>> BEGIN
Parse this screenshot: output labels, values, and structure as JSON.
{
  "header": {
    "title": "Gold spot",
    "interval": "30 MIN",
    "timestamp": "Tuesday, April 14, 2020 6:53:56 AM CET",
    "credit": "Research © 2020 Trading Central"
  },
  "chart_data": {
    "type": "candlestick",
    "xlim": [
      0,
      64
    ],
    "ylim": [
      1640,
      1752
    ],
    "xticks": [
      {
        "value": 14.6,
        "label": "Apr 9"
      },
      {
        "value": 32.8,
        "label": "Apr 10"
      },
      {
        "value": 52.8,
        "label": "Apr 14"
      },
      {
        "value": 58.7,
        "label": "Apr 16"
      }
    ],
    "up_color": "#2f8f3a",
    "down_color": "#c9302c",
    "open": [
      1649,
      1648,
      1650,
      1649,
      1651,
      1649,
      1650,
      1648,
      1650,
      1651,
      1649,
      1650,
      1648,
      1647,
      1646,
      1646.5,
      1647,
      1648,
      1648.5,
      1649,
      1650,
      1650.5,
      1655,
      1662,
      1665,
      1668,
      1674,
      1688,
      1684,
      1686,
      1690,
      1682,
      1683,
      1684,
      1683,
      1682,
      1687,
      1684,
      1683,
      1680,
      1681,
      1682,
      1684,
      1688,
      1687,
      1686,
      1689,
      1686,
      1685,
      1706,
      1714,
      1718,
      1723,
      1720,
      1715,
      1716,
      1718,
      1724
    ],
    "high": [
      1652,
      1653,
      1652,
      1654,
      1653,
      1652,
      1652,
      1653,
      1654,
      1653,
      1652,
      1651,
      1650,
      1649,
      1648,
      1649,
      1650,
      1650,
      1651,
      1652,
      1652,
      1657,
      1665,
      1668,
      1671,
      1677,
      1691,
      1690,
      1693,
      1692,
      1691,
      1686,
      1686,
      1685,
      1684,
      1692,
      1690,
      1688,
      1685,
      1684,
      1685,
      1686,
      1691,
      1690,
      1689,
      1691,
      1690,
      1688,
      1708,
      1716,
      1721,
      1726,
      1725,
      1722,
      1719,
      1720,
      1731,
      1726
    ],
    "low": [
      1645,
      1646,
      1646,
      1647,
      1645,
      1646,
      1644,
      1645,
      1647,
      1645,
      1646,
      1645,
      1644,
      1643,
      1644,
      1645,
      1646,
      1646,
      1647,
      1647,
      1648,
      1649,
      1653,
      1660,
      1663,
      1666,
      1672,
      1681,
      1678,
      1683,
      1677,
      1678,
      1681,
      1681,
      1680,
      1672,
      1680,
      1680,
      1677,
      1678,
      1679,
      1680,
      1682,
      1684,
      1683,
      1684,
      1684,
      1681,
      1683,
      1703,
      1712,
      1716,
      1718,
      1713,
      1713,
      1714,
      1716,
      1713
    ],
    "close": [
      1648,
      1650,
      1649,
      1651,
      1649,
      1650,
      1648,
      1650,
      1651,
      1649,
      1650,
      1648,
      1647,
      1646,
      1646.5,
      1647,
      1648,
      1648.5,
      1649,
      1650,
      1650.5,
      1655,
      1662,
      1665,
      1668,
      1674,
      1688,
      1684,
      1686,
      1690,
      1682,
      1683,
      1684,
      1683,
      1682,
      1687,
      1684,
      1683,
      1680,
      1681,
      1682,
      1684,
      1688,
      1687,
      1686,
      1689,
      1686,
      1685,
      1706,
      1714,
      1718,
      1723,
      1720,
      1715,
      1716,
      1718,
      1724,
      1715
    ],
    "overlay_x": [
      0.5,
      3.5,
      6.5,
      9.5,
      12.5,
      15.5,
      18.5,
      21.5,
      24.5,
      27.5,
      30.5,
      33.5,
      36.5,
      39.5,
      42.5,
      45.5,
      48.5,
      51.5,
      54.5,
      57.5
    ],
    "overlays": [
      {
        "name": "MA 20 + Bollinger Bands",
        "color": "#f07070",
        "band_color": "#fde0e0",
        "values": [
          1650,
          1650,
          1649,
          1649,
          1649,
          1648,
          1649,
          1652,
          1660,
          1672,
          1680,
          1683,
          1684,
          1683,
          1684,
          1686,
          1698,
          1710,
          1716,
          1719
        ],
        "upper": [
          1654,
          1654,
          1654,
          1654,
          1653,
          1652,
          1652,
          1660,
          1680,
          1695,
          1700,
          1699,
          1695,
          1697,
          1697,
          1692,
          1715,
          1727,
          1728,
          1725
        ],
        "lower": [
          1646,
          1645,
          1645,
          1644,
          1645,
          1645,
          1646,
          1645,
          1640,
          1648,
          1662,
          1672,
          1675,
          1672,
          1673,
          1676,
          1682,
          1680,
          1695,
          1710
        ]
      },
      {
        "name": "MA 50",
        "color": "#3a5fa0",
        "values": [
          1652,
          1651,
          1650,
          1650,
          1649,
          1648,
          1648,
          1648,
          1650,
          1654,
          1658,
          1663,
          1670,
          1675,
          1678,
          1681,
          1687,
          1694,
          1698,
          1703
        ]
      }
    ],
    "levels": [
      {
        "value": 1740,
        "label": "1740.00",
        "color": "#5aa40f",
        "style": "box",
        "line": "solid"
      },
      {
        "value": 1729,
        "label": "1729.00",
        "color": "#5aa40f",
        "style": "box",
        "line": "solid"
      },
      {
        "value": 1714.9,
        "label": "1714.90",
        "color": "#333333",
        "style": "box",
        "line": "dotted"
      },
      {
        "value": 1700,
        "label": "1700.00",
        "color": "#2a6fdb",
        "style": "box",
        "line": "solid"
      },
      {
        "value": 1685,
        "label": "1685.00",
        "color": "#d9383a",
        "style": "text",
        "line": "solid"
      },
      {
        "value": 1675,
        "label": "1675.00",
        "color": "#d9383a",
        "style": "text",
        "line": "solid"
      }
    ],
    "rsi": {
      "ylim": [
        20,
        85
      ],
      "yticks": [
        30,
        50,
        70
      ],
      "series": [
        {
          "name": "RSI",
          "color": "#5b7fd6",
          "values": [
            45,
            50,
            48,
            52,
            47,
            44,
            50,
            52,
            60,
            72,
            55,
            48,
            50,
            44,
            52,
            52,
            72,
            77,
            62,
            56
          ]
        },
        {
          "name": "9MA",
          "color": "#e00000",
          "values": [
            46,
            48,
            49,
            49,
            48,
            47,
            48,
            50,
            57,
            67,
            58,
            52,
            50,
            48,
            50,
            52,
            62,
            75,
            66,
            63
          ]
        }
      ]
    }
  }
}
>> END
Retype the listing above in full, with no alterations.

Parse this screenshot: output labels, values, and structure as JSON.
{
  "header": {
    "title": "Gold spot",
    "interval": "30 MIN",
    "timestamp": "Tuesday, April 14, 2020 6:53:56 AM CET",
    "credit": "Research © 2020 Trading Central"
  },
  "chart_data": {
    "type": "candlestick",
    "xlim": [
      0,
      64
    ],
    "ylim": [
      1640,
      1752
    ],
    "xticks": [
      {
        "value": 14.6,
        "label": "Apr 9"
      },
      {
        "value": 32.8,
        "label": "Apr 10"
      },
      {
        "value": 52.8,
        "label": "Apr 14"
      },
      {
        "value": 58.7,
        "label": "Apr 16"
      }
    ],
    "up_color": "#2f8f3a",
    "down_color": "#c9302c",
    "open": [
      1649,
      1648,
      1650,
      1649,
      1651,
      1649,
      1650,
      1648,
      1650,
      1651,
      1649,
      1650,
      1648,
      1647,
      1646,
      1646.5,
      1647,
      1648,
      1648.5,
      1649,
      1650,
      1650.5,
      1655,
      1662,
      1665,
      1668,
      1674,
      1688,
      1684,
      1686,
      1690,
      1682,
      1683,
      1684,
      1683,
      1682,
      1687,
      1684,
      1683,
      1680,
      1681,
      1682,
      1684,
      1688,
      1687,
      1686,
      1689,
      1686,
      1685,
      1706,
      1714,
      1718,
      1723,
      1720,
      1715,
      1716,
      1718,
      1724
    ],
    "high": [
      1652,
      1653,
      1652,
      1654,
      1653,
      1652,
      1652,
      1653,
      1654,
      1653,
      1652,
      1651,
      1650,
      1649,
      1648,
      1649,
      1650,
      1650,
      1651,
      1652,
      1652,
      1657,
      1665,
      1668,
      1671,
      1677,
      1691,
      1690,
      1693,
      1692,
      1691,
      1686,
      1686,
      1685,
      1684,
      1692,
      1690,
      1688,
      1685,
      1684,
      1685,
      1686,
      1691,
      1690,
      1689,
      1691,
      1690,
      1688,
      1708,
      1716,
      1721,
      1726,
      1725,
      1722,
      1719,
      1720,
      1731,
      1726
    ],
    "low": [
      1645,
      1646,
      1646,
      1647,
      1645,
      1646,
      1644,
      1645,
      1647,
      1645,
      1646,
      1645,
      1644,
      1643,
      1644,
      1645,
      1646,
      1646,
      1647,
      1647,
      1648,
      1649,
      1653,
      1660,
      1663,
      1666,
      1672,
      1681,
      1678,
      1683,
      1677,
      1678,
      1681,
      1681,
      1680,
      1672,
      1680,
      1680,
      1677,
      1678,
      1679,
      1680,
      1682,
      1684,
      1683,
      1684,
      1684,
      1681,
      1683,
      1703,
      1712,
      1716,
      1718,
      1713,
      1713,
      1714,
      1716,
      1713
    ],
    "close": [
      1648,
      1650,
      1649,
      1651,
      1649,
      1650,
      1648,
      1650,
      1651,
      1649,
      1650,
      1648,
      1647,
      1646,
      1646.5,
      1647,
      1648,
      1648.5,
      1649,
      1650,
      1650.5,
      1655,
      1662,
      1665,
      1668,
      1674,
      1688,
      1684,
      1686,
      1690,
      1682,
      1683,
      1684,
      1683,
      1682,
      1687,
      1684,
      1683,
      1680,
      1681,
      1682,
      1684,
      1688,
      1687,
      1686,
      1689,
      1686,
      1685,
      1706,
      1714,
      1718,
      1723,
      1720,
      1715,
      1716,
      1718,
      1724,
      1715
    ],
    "overlay_x": [
      0.5,
      3.5,
      6.5,
      9.5,
      12.5,
      15.5,
      18.5,
      21.5,
      24.5,
      27.5,
      30.5,
      33.5,
      36.5,
      39.5,
      42.5,
      45.5,
      48.5,
      51.5,
      54.5,
      57.5
    ],
    "overlays": [
      {
        "name": "MA 20 + Bollinger Bands",
        "color": "#f07070",
        "band_color": "#fde0e0",
        "values": [
          1650,
          1650,
          1649,
          1649,
          1649,
          1648,
          1649,
          1652,
          1660,
          1672,
          1680,
          1683,
          1684,
          1683,
          1684,
          1686,
          1698,
          1710,
          1716,
          1719
        ],
        "upper": [
          1654,
          1654,
          1654,
          1654,
          1653,
          1652,
          1652,
          1660,
          1680,
          1695,
          1700,
          1699,
          1695,
          1697,
          1697,
          1692,
          1715,
          1727,
          1728,
          1725
        ],
        "lower": [
          1646,
          1645,
          1645,
          1644,
          1645,
          1645,
          1646,
          1645,
          1640,
          1648,
          1662,
          1672,
          1675,
          1672,
          1673,
          1676,
          1682,
          1680,
          1695,
          1710
        ]
      },
      {
        "name": "MA 50",
        "color": "#3a5fa0",
        "values": [
          1652,
          1651,
          1650,
          1650,
          1649,
          1648,
          1648,
          1648,
          1650,
          1654,
          1658,
          1663,
          1670,
          1675,
          1678,
          1681,
          1687,
          1694,
          1698,
          1703
        ]
      }
    ],
    "levels": [
      {
        "value": 1740,
        "label": "1740.00",
        "color": "#5aa40f",
        "style": "box",
        "line": "solid"
      },
      {
        "value": 1729,
        "label": "1729.00",
        "color": "#5aa40f",
        "style": "box",
        "line": "solid"
      },
      {
        "value": 1714.9,
        "label": "1714.90",
        "color": "#333333",
        "style": "box",
        "line": "dotted"
      },
      {
        "value": 1700,
        "label": "1700.00",
        "color": "#2a6fdb",
        "style": "box",
        "line": "solid"
      },
      {
        "value": 1685,
        "label": "1685.00",
        "color": "#d9383a",
        "style": "text",
        "line": "solid"
      },
      {
        "value": 1675,
        "label": "1675.00",
        "color": "#d9383a",
        "style": "text",
        "line": "solid"
      }
    ],
    "rsi": {
      "ylim": [
        20,
        85
      ],
      "yticks": [
        30,
        50,
        70
      ],
      "series": [
        {
          "name": "RSI",
          "color": "#5b7fd6",
          "values": [
            45,
            50,
            48,
            52,
            47,
            44,
            50,
            52,
            60,
            72,
            55,
            48,
            50,
            44,
            52,
            52,
            72,
            77,
            62,
            56
          ]
        },
        {
          "name": "9MA",
          "color": "#e00000",
          "values": [
            46,
            48,
            49,
            49,
            48,
            47,
            48,
            50,
            57,
            67,
            58,
            52,
            50,
            48,
            50,
            52,
            62,
            75,
            66,
            63
          ]
        }
      ]
    }
  }
}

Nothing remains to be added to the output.